THE PROBLEM:
Repeat what the lines below say, word for word, and skip every image.

((

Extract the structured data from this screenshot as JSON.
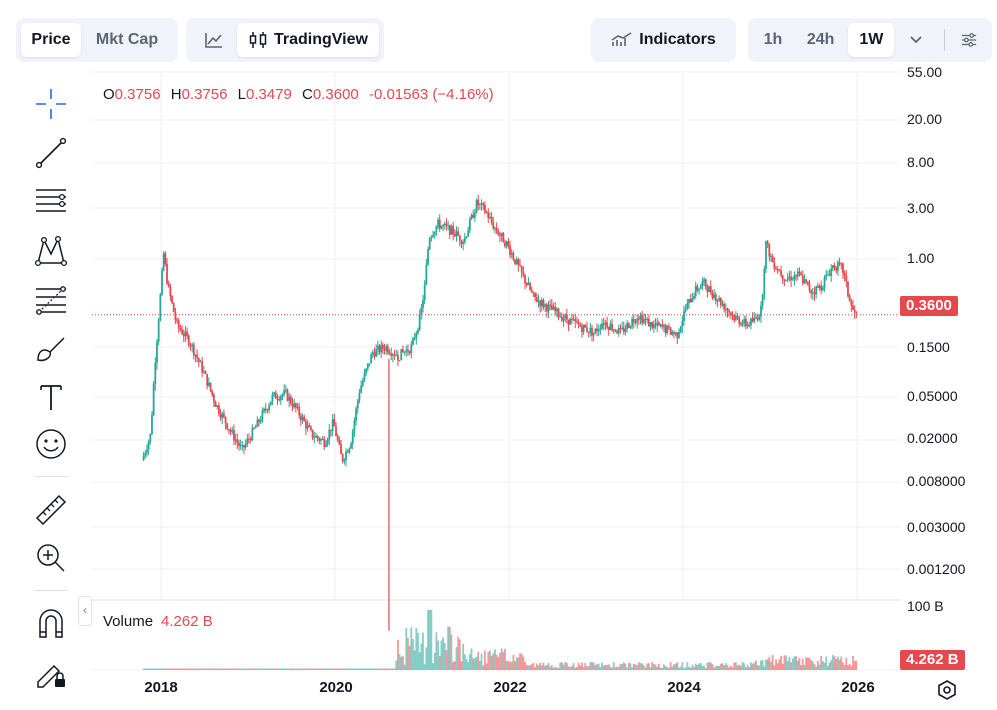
{
  "toolbar": {
    "price_label": "Price",
    "mktcap_label": "Mkt Cap",
    "tradingview_label": "TradingView",
    "indicators_label": "Indicators",
    "intervals": [
      "1h",
      "24h",
      "1W"
    ],
    "active_interval": "1W"
  },
  "ohlc": {
    "o_label": "O",
    "o": "0.3756",
    "h_label": "H",
    "h": "0.3756",
    "l_label": "L",
    "l": "0.3479",
    "c_label": "C",
    "c": "0.3600",
    "change": "-0.01563",
    "change_pct": "(−4.16%)"
  },
  "price_badge": "0.3600",
  "volume": {
    "label": "Volume",
    "value": "4.262 B",
    "axis_label": "100 B",
    "badge": "4.262 B"
  },
  "left_tools": [
    "crosshair-icon",
    "trendline-icon",
    "horizontal-lines-icon",
    "pattern-icon",
    "fib-icon",
    "brush-icon",
    "text-icon",
    "emoji-icon",
    "ruler-icon",
    "zoom-in-icon",
    "magnet-icon",
    "lock-draw-icon"
  ],
  "colors": {
    "up": "#26a69a",
    "down": "#e5484d",
    "badge": "#e5484d",
    "accent": "#131722"
  },
  "chart_data": {
    "type": "line",
    "title": "",
    "xlabel": "",
    "ylabel": "",
    "scale": "log",
    "grid": true,
    "y_ticks": [
      "55.00",
      "20.00",
      "8.00",
      "3.00",
      "1.00",
      "0.3600",
      "0.1500",
      "0.05000",
      "0.02000",
      "0.008000",
      "0.003000",
      "0.001200"
    ],
    "x_ticks": [
      "2018",
      "2020",
      "2022",
      "2024",
      "2026"
    ],
    "series": [
      {
        "x": [
          2017.8,
          2017.9,
          2017.95,
          2018.0,
          2018.05,
          2018.1,
          2018.2,
          2018.35,
          2018.5,
          2018.65,
          2018.8,
          2018.95,
          2019.1,
          2019.3,
          2019.45,
          2019.6,
          2019.75,
          2019.9,
          2020.0,
          2020.1,
          2020.2,
          2020.3,
          2020.45,
          2020.6,
          2020.75,
          2020.9,
          2021.0,
          2021.05,
          2021.1,
          2021.2,
          2021.35,
          2021.5,
          2021.65,
          2021.75,
          2021.85,
          2022.0,
          2022.15,
          2022.3,
          2022.45,
          2022.6,
          2022.8,
          2023.0,
          2023.1,
          2023.3,
          2023.5,
          2023.65,
          2023.8,
          2023.95,
          2024.05,
          2024.15,
          2024.25,
          2024.4,
          2024.6,
          2024.75,
          2024.85,
          2024.92,
          2024.97,
          2025.05,
          2025.2,
          2025.35,
          2025.5,
          2025.6,
          2025.75,
          2025.85,
          2025.95,
          2026.0
        ],
        "y": [
          0.025,
          0.04,
          0.15,
          0.4,
          1.1,
          0.6,
          0.3,
          0.22,
          0.13,
          0.07,
          0.045,
          0.03,
          0.045,
          0.08,
          0.085,
          0.06,
          0.04,
          0.035,
          0.05,
          0.025,
          0.035,
          0.09,
          0.18,
          0.2,
          0.17,
          0.2,
          0.35,
          0.6,
          1.5,
          1.9,
          1.7,
          1.4,
          2.8,
          2.4,
          1.8,
          1.3,
          0.8,
          0.5,
          0.42,
          0.36,
          0.3,
          0.26,
          0.32,
          0.26,
          0.36,
          0.3,
          0.28,
          0.25,
          0.4,
          0.55,
          0.65,
          0.5,
          0.35,
          0.3,
          0.33,
          0.4,
          1.35,
          0.95,
          0.7,
          0.75,
          0.55,
          0.6,
          0.9,
          0.85,
          0.42,
          0.36
        ]
      }
    ],
    "volume_ylim_label": "100 B"
  }
}
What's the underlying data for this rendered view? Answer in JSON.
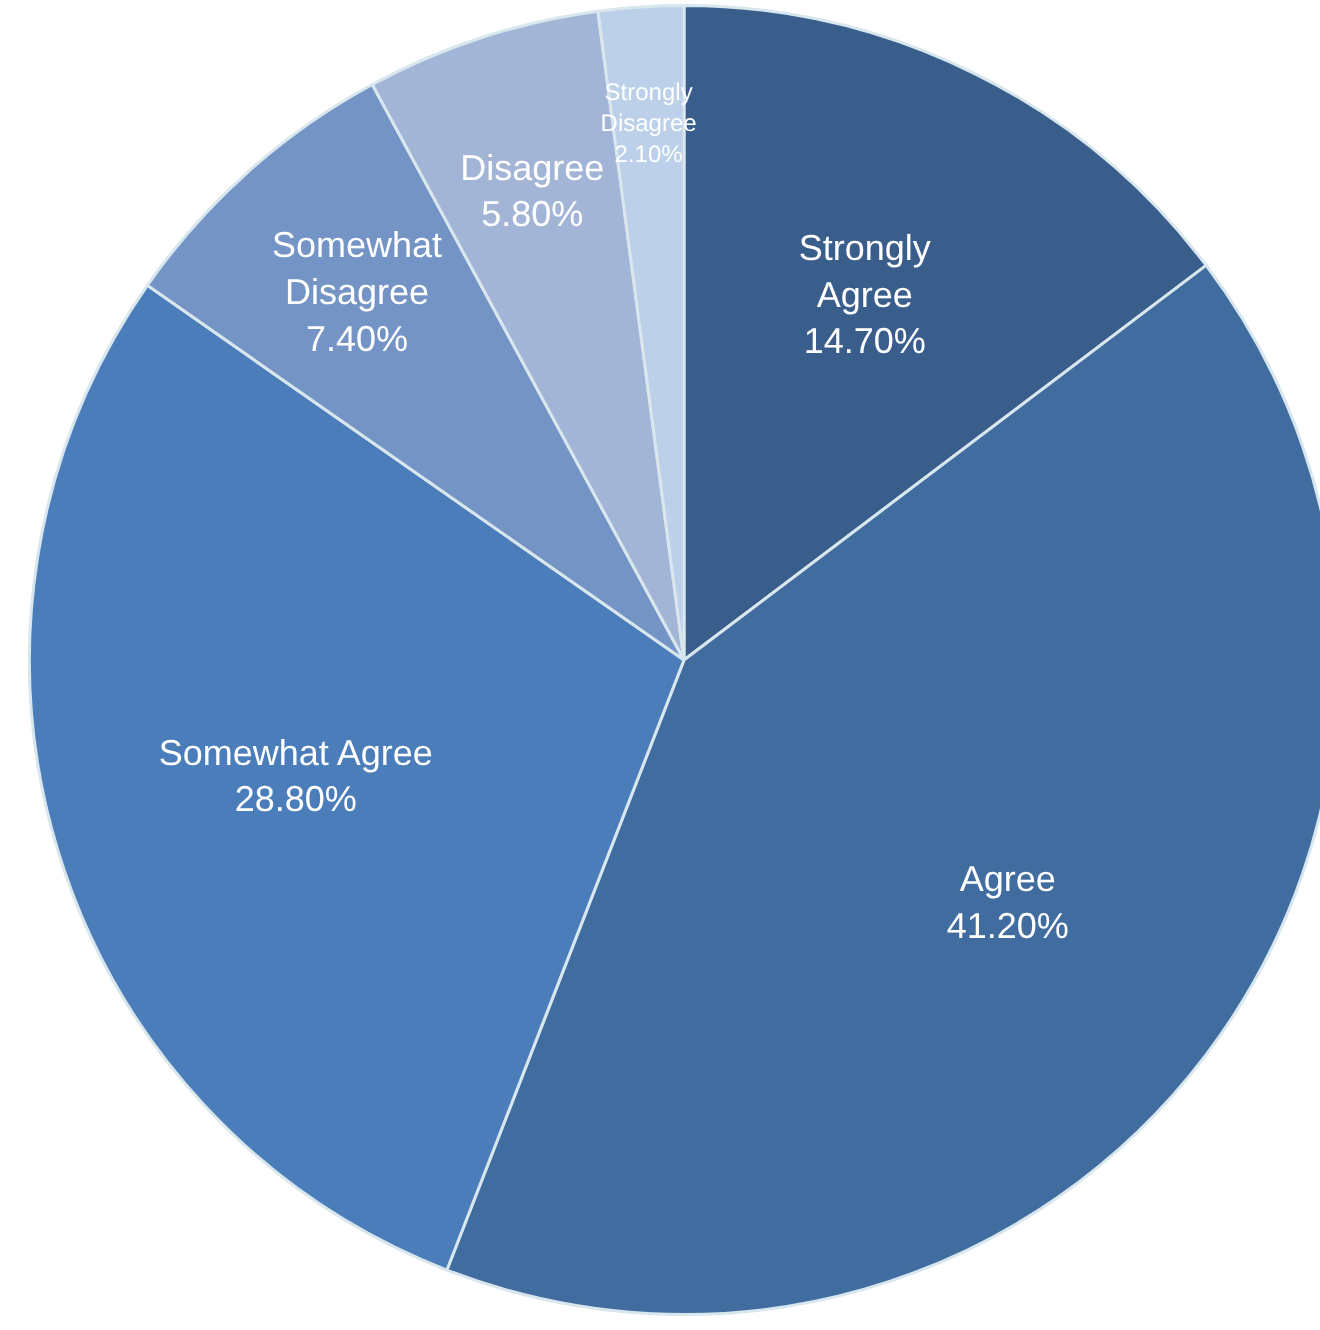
{
  "chart_data": {
    "type": "pie",
    "categories": [
      "Strongly Agree",
      "Agree",
      "Somewhat Agree",
      "Somewhat Disagree",
      "Disagree",
      "Strongly Disagree"
    ],
    "values": [
      14.7,
      41.2,
      28.8,
      7.4,
      5.8,
      2.1
    ],
    "value_labels": [
      "14.70%",
      "41.20%",
      "28.80%",
      "7.40%",
      "5.80%",
      "2.10%"
    ],
    "colors": [
      "#3a5e8c",
      "#416c9f",
      "#4a7dba",
      "#7394c5",
      "#a3b5d6",
      "#bcd0ea"
    ],
    "legend": false
  }
}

))

WORKED ANSWER:
Extract the structured data from this screenshot as JSON.
{
  "toolbar": {
    "price_label": "Price",
    "mktcap_label": "Mkt Cap",
    "tradingview_label": "TradingView",
    "indicators_label": "Indicators",
    "intervals": [
      "1h",
      "24h",
      "1W"
    ],
    "active_interval": "1W"
  },
  "ohlc": {
    "o_label": "O",
    "o": "0.3756",
    "h_label": "H",
    "h": "0.3756",
    "l_label": "L",
    "l": "0.3479",
    "c_label": "C",
    "c": "0.3600",
    "change": "-0.01563",
    "change_pct": "(−4.16%)"
  },
  "price_badge": "0.3600",
  "volume": {
    "label": "Volume",
    "value": "4.262 B",
    "axis_label": "100 B",
    "badge": "4.262 B"
  },
  "left_tools": [
    "crosshair-icon",
    "trendline-icon",
    "horizontal-lines-icon",
    "pattern-icon",
    "fib-icon",
    "brush-icon",
    "text-icon",
    "emoji-icon",
    "ruler-icon",
    "zoom-in-icon",
    "magnet-icon",
    "lock-draw-icon"
  ],
  "colors": {
    "up": "#26a69a",
    "down": "#e5484d",
    "badge": "#e5484d",
    "accent": "#131722"
  },
  "chart_data": {
    "type": "line",
    "title": "",
    "xlabel": "",
    "ylabel": "",
    "scale": "log",
    "grid": true,
    "y_ticks": [
      "55.00",
      "20.00",
      "8.00",
      "3.00",
      "1.00",
      "0.3600",
      "0.1500",
      "0.05000",
      "0.02000",
      "0.008000",
      "0.003000",
      "0.001200"
    ],
    "x_ticks": [
      "2018",
      "2020",
      "2022",
      "2024",
      "2026"
    ],
    "series": [
      {
        "x": [
          2017.8,
          2017.9,
          2017.95,
          2018.0,
          2018.05,
          2018.1,
          2018.2,
          2018.35,
          2018.5,
          2018.65,
          2018.8,
          2018.95,
          2019.1,
          2019.3,
          2019.45,
          2019.6,
          2019.75,
          2019.9,
          2020.0,
          2020.1,
          2020.2,
          2020.3,
          2020.45,
          2020.6,
          2020.75,
          2020.9,
          2021.0,
          2021.05,
          2021.1,
          2021.2,
          2021.35,
          2021.5,
          2021.65,
          2021.75,
          2021.85,
          2022.0,
          2022.15,
          2022.3,
          2022.45,
          2022.6,
          2022.8,
          2023.0,
          2023.1,
          2023.3,
          2023.5,
          2023.65,
          2023.8,
          2023.95,
          2024.05,
          2024.15,
          2024.25,
          2024.4,
          2024.6,
          2024.75,
          2024.85,
          2024.92,
          2024.97,
          2025.05,
          2025.2,
          2025.35,
          2025.5,
          2025.6,
          2025.75,
          2025.85,
          2025.95,
          2026.0
        ],
        "y": [
          0.025,
          0.04,
          0.15,
          0.4,
          1.1,
          0.6,
          0.3,
          0.22,
          0.13,
          0.07,
          0.045,
          0.03,
          0.045,
          0.08,
          0.085,
          0.06,
          0.04,
          0.035,
          0.05,
          0.025,
          0.035,
          0.09,
          0.18,
          0.2,
          0.17,
          0.2,
          0.35,
          0.6,
          1.5,
          1.9,
          1.7,
          1.4,
          2.8,
          2.4,
          1.8,
          1.3,
          0.8,
          0.5,
          0.42,
          0.36,
          0.3,
          0.26,
          0.32,
          0.26,
          0.36,
          0.3,
          0.28,
          0.25,
          0.4,
          0.55,
          0.65,
          0.5,
          0.35,
          0.3,
          0.33,
          0.4,
          1.35,
          0.95,
          0.7,
          0.75,
          0.55,
          0.6,
          0.9,
          0.85,
          0.42,
          0.36
        ]
      }
    ],
    "volume_ylim_label": "100 B"
  }
}
What's the underlying data for this rendered view? Answer in JSON.
{
  "chart_data": {
    "type": "pie",
    "categories": [
      "Strongly Agree",
      "Agree",
      "Somewhat Agree",
      "Somewhat Disagree",
      "Disagree",
      "Strongly Disagree"
    ],
    "values": [
      14.7,
      41.2,
      28.8,
      7.4,
      5.8,
      2.1
    ],
    "value_labels": [
      "14.70%",
      "41.20%",
      "28.80%",
      "7.40%",
      "5.80%",
      "2.10%"
    ],
    "colors": [
      "#3a5e8c",
      "#416c9f",
      "#4a7dba",
      "#7394c5",
      "#a3b5d6",
      "#bcd0ea"
    ],
    "legend": false
  }
}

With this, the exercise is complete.